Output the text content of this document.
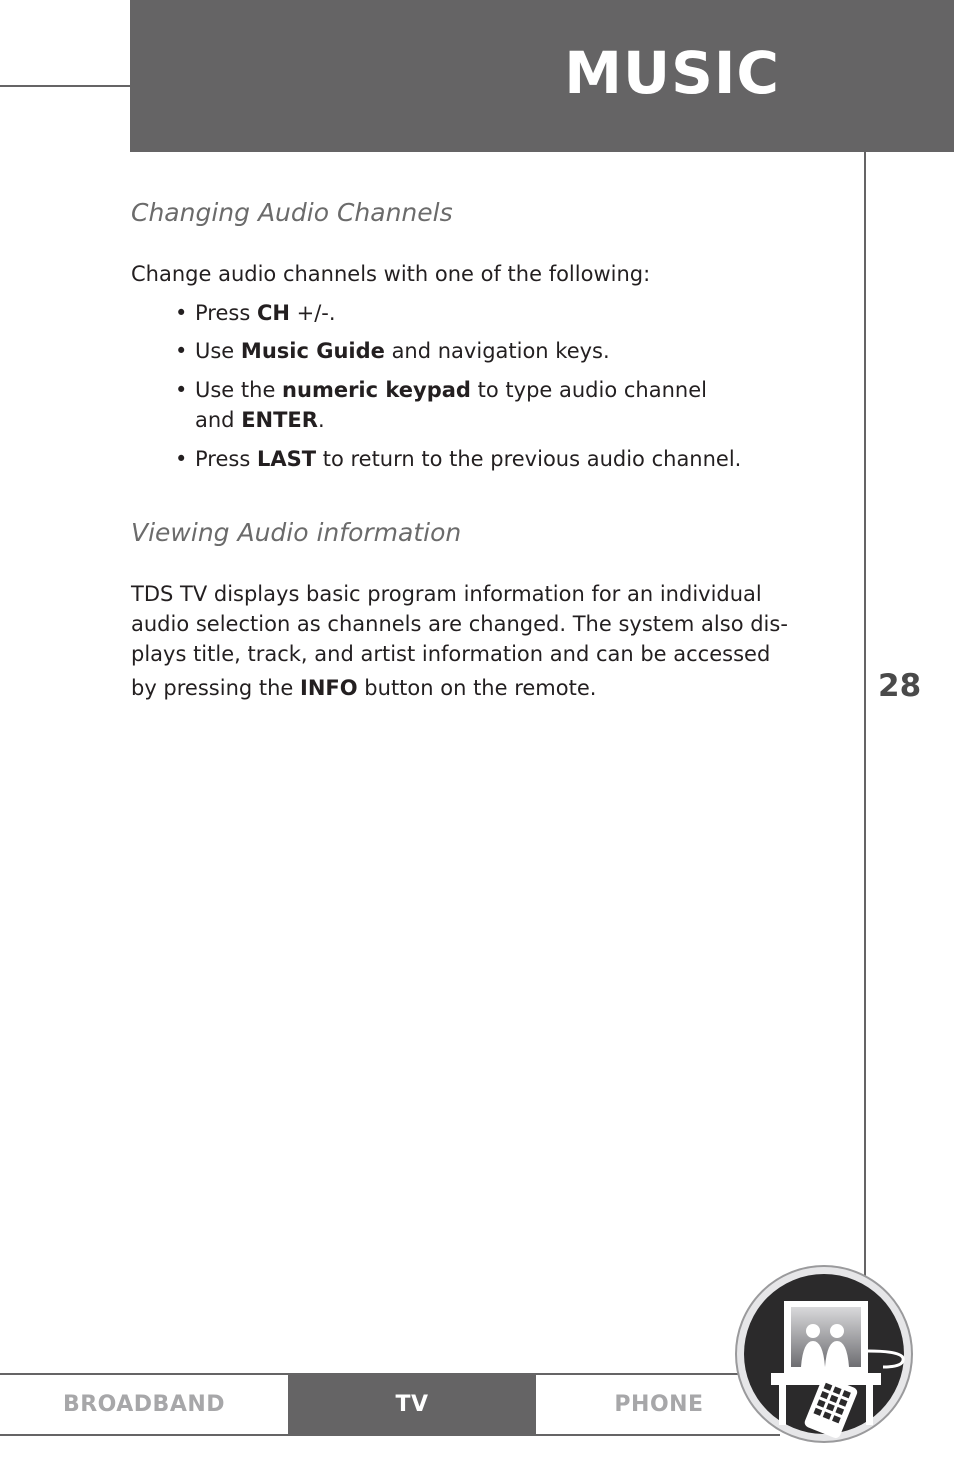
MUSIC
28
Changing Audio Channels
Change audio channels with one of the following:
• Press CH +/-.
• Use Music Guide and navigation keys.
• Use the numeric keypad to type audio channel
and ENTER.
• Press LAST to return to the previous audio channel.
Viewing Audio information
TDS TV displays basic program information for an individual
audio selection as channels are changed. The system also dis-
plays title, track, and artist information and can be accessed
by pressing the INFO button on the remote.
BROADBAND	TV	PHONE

___

Copy every line of the data that holds the string "information".

Viewing Audio information
TDS TV displays basic program information for an individual
plays title, track, and artist information and can be accessed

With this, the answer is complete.